_Activity_
Report each line from the entries in which "patients" can be found.

--------------------------------------------------

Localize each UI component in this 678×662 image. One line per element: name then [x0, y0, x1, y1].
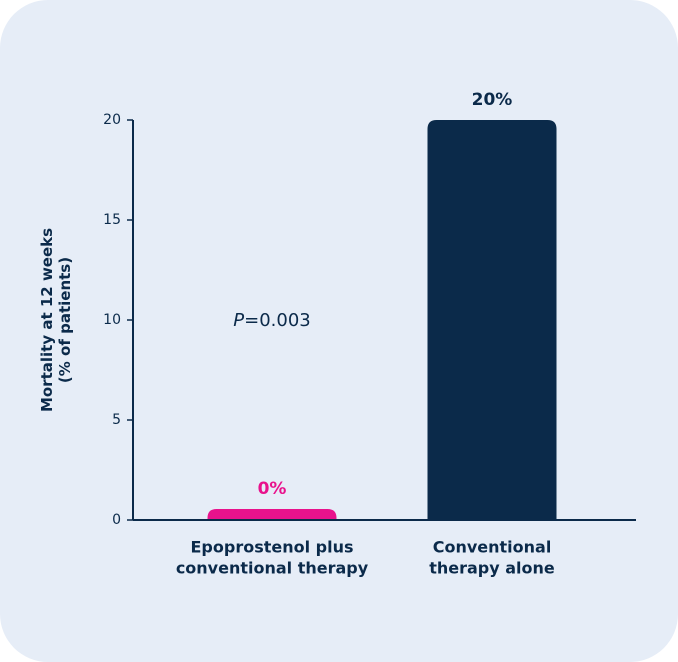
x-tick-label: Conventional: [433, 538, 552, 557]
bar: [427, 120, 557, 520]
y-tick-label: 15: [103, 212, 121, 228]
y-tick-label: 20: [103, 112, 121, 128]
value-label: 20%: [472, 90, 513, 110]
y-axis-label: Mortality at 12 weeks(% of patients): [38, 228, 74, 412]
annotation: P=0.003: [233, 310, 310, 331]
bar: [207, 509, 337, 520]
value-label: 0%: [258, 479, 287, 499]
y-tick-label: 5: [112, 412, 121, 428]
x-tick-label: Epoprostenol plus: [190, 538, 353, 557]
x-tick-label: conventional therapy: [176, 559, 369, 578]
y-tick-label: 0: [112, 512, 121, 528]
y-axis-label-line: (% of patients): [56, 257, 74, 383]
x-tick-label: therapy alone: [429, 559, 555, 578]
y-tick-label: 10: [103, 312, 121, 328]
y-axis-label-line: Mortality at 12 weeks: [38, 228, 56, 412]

--------------------------------------------------

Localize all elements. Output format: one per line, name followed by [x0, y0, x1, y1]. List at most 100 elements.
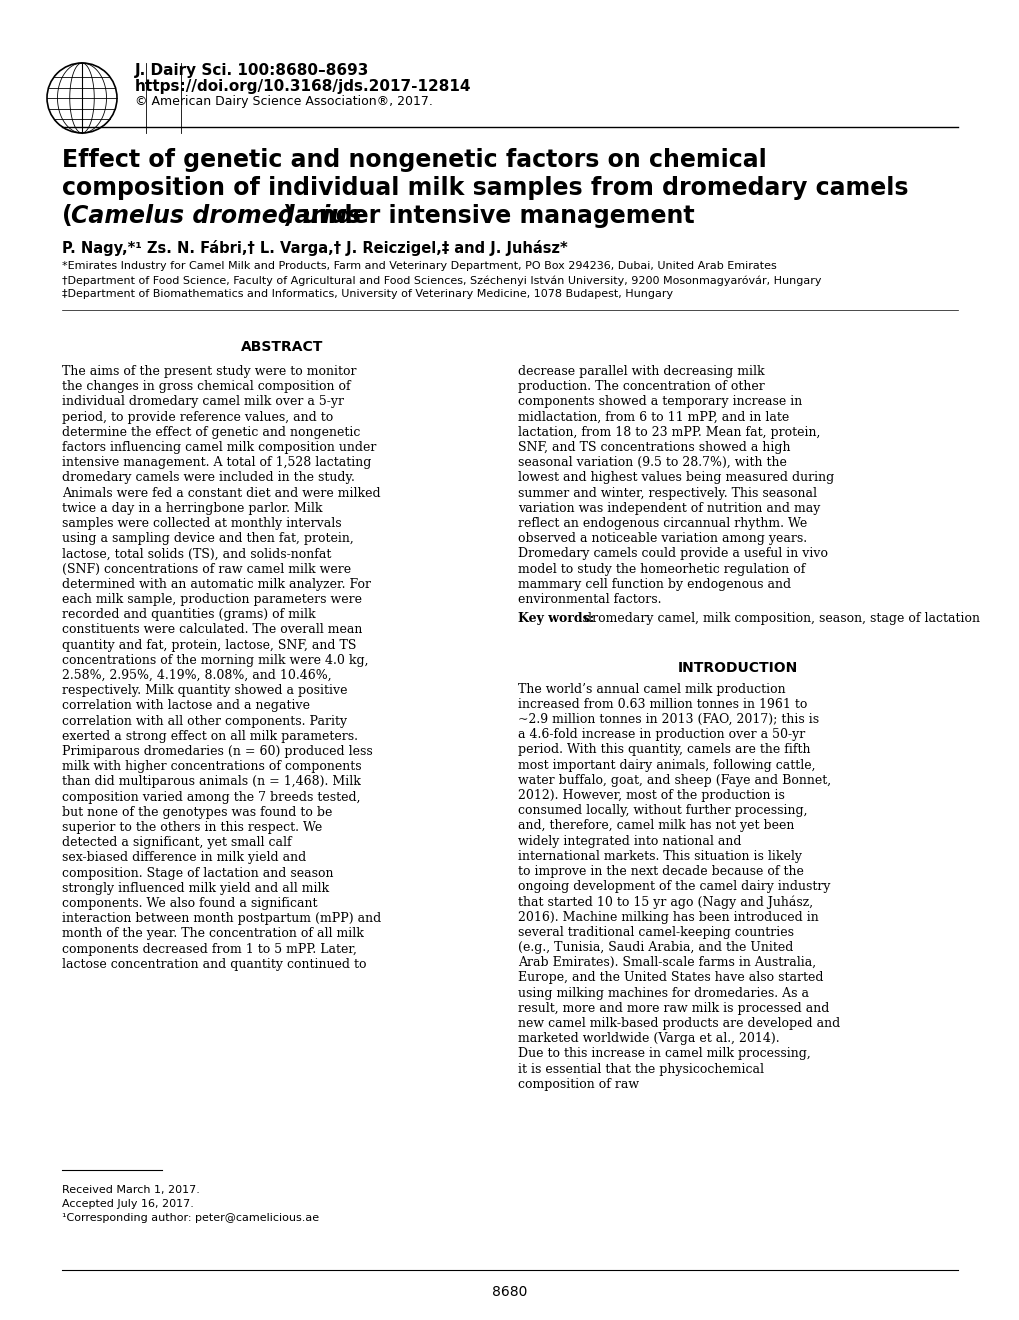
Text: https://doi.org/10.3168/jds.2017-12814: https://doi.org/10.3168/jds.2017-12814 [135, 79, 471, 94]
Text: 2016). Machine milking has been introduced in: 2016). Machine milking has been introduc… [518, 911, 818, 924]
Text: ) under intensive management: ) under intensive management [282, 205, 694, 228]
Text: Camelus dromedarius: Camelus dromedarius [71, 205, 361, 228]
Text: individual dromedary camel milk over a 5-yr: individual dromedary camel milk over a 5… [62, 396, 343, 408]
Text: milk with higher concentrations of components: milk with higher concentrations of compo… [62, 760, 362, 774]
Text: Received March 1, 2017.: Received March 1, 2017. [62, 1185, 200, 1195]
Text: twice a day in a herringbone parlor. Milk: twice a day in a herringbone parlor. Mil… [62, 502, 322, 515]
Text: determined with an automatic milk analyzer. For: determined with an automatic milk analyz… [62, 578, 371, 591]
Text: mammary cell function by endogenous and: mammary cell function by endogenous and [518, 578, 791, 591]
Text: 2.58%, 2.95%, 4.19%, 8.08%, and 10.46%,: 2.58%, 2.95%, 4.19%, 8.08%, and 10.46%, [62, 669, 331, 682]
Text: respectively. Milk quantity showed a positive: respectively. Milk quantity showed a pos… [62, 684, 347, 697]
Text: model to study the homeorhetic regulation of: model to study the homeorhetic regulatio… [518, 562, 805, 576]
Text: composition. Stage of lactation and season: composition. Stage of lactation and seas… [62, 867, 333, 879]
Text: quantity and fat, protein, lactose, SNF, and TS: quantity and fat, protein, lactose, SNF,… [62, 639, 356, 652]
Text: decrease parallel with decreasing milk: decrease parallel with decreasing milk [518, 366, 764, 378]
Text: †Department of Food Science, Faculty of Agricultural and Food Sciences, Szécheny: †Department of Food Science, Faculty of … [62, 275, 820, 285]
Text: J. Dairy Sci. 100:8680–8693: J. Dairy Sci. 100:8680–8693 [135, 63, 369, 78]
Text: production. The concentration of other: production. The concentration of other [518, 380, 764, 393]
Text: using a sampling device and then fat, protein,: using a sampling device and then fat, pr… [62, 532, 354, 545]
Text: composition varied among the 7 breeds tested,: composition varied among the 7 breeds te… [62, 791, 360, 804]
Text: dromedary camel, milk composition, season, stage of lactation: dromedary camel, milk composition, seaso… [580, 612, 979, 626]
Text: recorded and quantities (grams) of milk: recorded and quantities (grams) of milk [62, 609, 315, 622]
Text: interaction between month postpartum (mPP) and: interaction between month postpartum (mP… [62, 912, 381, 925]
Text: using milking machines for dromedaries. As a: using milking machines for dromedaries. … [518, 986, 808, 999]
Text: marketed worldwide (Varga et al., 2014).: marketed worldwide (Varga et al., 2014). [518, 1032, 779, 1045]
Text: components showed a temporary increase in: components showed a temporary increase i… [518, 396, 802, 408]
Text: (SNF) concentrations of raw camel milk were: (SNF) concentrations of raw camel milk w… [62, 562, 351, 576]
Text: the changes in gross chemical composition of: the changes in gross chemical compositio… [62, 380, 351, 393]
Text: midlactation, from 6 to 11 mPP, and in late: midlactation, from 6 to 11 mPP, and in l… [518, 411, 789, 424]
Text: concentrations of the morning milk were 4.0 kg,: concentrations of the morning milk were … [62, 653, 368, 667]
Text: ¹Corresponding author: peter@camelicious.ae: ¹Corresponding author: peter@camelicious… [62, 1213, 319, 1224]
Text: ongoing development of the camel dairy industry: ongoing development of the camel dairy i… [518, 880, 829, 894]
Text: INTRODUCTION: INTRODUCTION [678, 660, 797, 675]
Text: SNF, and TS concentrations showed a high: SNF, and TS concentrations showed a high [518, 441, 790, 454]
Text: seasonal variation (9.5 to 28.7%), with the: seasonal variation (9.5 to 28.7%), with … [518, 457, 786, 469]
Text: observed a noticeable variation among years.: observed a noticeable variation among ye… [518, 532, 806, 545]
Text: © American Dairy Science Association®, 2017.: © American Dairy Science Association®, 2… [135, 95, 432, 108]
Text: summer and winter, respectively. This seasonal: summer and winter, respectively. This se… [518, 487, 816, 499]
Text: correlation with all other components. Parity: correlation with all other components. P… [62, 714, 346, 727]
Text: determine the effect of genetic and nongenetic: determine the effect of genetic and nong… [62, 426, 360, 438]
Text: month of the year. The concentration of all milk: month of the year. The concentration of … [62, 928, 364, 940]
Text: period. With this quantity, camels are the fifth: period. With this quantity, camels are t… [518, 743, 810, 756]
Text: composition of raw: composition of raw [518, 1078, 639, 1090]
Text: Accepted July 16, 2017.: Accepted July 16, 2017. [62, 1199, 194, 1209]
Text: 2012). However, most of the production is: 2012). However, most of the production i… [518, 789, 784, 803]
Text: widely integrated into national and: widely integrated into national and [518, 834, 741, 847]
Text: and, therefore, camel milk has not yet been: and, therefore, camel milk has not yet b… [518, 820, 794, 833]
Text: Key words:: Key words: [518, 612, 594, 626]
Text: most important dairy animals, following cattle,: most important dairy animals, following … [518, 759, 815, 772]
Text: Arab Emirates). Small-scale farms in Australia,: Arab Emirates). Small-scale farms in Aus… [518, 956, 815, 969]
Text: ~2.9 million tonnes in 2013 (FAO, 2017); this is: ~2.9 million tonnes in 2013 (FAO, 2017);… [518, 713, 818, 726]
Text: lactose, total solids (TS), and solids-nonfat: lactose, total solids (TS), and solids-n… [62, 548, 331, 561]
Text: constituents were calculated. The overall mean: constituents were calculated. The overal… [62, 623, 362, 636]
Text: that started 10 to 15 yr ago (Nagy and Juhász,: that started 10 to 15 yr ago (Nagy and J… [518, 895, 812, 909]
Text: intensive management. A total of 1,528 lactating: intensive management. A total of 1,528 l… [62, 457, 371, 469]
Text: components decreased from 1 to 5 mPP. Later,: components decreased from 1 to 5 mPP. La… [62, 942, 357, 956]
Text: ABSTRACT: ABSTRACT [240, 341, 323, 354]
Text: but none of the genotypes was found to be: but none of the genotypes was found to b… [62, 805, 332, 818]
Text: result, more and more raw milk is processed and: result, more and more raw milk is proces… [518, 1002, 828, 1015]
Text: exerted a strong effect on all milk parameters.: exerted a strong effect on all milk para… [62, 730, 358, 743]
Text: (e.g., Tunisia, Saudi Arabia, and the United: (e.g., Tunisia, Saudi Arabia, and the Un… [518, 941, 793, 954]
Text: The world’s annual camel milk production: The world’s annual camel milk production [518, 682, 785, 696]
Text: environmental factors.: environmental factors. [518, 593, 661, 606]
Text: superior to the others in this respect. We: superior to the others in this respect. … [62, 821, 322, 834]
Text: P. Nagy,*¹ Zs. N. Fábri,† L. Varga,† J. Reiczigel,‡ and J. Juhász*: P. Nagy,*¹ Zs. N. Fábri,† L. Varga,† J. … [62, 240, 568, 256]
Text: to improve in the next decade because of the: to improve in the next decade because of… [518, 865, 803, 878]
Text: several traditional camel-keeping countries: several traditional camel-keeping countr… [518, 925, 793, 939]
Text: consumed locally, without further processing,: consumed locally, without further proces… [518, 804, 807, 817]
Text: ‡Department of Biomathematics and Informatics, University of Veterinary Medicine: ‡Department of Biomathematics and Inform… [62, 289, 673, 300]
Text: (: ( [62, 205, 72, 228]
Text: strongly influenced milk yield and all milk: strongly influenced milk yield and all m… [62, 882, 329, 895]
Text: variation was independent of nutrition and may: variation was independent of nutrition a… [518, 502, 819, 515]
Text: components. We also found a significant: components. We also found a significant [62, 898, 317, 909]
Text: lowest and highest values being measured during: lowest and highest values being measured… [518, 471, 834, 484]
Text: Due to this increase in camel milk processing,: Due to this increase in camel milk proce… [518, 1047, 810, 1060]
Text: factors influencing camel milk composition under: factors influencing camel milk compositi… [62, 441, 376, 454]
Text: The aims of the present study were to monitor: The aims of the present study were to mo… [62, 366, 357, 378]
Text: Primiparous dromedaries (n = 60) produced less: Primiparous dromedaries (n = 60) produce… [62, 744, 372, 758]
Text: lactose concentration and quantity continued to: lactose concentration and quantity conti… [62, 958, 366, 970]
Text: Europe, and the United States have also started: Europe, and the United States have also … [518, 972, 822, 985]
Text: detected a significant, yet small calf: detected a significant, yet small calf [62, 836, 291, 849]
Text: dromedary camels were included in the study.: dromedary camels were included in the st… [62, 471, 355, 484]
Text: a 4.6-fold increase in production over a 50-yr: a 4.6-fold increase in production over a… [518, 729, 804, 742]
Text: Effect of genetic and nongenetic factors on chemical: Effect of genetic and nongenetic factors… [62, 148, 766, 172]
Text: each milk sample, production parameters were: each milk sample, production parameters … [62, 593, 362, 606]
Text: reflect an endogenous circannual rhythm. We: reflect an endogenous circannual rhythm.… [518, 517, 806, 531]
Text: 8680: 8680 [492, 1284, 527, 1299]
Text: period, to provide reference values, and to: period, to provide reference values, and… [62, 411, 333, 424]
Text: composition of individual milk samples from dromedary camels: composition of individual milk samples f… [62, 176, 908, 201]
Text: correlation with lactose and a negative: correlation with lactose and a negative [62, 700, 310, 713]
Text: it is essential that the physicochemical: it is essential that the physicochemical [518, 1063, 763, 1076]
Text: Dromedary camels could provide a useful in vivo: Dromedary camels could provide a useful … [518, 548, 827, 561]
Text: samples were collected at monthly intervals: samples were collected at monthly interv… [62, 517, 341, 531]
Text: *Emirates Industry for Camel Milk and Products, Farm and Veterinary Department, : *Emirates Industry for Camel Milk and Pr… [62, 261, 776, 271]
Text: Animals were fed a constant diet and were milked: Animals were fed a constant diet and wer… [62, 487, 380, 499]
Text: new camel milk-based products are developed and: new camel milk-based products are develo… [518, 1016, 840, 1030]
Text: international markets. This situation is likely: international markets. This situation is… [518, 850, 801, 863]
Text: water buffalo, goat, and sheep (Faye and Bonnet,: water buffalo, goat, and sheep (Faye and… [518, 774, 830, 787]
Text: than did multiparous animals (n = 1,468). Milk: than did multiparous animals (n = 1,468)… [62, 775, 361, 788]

--------------------------------------------------

_Response to this exercise_
y-axis-label: Mortality at 12 weeks(% of patients): [38, 228, 74, 412]
y-axis-label-line: (% of patients): [56, 257, 74, 383]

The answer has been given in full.